EXERCISE AIM —
Identify the lines holding "также" and copy them.

RECORDS TO PROCESS —
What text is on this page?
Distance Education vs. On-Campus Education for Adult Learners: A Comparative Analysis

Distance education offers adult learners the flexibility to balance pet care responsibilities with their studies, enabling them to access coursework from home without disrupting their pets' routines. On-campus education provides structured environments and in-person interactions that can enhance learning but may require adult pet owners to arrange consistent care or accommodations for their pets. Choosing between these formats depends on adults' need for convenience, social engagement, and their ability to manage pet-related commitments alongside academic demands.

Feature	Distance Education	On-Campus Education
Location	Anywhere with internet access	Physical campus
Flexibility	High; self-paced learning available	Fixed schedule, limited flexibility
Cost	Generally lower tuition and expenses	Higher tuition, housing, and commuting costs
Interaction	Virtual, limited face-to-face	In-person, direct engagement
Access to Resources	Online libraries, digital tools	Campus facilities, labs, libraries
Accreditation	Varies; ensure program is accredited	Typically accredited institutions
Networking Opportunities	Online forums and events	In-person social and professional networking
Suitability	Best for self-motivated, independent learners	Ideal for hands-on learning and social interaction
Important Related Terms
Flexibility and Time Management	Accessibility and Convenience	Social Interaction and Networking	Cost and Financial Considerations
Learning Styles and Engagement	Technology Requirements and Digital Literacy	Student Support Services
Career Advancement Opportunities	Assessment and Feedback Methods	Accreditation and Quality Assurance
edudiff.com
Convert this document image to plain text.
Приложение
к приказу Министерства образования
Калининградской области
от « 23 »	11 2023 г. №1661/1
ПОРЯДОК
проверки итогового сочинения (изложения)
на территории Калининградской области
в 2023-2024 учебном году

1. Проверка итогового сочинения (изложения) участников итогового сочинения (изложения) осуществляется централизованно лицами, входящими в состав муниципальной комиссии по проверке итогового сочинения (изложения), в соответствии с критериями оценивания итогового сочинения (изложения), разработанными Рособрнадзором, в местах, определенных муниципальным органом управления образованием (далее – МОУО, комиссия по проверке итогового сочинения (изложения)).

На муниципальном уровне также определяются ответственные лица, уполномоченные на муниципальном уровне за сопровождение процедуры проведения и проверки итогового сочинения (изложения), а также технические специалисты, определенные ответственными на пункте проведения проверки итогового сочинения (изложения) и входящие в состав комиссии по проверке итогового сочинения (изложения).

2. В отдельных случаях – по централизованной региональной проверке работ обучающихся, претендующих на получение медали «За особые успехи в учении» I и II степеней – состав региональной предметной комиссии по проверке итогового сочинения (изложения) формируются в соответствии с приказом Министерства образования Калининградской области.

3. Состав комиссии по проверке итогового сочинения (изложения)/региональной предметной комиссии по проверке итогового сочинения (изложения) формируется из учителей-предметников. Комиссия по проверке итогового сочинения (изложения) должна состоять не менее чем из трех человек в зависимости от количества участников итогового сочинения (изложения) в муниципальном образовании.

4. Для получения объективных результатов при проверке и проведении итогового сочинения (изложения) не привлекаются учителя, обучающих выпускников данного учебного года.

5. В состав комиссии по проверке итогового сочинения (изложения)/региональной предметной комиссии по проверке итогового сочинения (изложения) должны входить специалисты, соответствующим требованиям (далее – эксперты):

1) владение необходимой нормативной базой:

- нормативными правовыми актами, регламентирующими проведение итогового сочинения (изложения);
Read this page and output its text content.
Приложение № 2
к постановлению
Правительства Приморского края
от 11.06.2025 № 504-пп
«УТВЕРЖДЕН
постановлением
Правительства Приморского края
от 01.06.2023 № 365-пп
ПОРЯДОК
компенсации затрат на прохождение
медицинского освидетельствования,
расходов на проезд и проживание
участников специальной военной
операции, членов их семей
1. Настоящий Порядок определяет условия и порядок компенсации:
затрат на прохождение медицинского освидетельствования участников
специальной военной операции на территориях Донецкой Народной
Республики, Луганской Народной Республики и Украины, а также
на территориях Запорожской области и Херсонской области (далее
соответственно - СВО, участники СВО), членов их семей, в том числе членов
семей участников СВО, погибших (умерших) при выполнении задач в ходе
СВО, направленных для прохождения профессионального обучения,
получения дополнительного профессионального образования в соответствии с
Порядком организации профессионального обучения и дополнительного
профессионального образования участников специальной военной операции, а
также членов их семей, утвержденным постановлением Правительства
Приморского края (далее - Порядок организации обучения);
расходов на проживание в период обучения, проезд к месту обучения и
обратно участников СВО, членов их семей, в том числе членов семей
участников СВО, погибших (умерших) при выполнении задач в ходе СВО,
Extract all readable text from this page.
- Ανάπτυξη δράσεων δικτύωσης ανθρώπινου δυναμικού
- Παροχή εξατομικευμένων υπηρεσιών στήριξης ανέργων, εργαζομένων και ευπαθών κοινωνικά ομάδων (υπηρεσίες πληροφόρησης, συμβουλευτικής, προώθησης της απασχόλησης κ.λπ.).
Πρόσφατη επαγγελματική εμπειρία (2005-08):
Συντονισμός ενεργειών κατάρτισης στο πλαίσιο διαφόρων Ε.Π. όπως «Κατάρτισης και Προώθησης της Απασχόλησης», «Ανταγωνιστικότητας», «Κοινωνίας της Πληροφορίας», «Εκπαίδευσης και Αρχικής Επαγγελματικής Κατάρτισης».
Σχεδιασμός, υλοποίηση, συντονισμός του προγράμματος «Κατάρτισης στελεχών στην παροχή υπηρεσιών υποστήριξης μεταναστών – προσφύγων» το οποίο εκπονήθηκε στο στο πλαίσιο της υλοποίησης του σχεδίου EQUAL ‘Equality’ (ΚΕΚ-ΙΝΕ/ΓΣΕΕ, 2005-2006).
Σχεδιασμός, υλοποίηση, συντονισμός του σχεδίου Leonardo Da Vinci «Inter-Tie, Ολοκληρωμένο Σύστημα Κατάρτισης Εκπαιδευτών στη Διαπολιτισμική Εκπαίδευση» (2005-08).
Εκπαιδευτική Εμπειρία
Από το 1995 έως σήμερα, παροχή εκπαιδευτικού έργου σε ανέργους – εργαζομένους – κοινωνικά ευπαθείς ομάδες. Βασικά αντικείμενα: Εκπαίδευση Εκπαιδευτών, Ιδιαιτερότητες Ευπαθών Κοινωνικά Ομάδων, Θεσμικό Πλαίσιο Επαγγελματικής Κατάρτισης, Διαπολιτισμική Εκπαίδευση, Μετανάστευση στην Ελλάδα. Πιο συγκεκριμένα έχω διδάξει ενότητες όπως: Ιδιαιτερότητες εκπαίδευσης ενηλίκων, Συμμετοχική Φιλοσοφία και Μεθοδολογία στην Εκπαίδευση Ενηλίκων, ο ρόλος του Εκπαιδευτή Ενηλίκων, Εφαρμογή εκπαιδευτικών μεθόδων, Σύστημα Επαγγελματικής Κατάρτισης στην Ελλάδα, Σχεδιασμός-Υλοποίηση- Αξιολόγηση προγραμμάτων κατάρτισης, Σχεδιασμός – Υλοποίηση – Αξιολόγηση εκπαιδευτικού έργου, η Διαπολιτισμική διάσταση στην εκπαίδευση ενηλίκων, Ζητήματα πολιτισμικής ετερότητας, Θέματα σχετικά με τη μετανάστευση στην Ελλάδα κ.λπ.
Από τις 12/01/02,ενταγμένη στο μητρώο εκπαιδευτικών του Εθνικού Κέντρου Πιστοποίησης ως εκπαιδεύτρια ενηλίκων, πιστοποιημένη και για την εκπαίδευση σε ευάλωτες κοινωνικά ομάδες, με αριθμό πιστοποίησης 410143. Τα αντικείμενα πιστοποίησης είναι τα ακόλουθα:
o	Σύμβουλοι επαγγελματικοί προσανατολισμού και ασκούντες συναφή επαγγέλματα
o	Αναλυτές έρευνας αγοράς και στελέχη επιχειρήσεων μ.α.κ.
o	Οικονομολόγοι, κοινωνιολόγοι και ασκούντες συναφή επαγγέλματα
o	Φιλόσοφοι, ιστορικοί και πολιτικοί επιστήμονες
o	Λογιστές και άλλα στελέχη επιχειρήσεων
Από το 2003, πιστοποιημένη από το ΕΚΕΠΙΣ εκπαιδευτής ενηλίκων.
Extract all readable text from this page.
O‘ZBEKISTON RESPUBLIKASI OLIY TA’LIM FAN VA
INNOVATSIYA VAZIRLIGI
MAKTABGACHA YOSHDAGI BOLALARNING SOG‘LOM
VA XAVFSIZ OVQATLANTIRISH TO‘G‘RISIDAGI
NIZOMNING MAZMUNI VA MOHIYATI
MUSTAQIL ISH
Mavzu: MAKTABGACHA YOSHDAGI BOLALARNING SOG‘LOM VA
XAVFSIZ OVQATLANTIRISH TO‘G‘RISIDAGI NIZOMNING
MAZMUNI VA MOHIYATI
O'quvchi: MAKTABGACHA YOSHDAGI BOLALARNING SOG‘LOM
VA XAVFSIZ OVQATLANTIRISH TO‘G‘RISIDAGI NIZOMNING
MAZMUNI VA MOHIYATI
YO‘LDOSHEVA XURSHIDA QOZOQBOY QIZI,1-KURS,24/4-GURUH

COMPLETED EXERCISE —
На муниципальном уровне также определяются ответственные лица, уполномоченные на муниципальном уровне за сопровождение процедуры проведения и проверки итогового сочинения (изложения), а также технические специалисты, определенные ответственными на пункте проведения проверки итогового сочинения (изложения) и входящие в состав комиссии по проверке итогового сочинения (изложения).
Республики, Луганской Народной Республики и Украины, а также
также членов их семей, утвержденным постановлением Правительства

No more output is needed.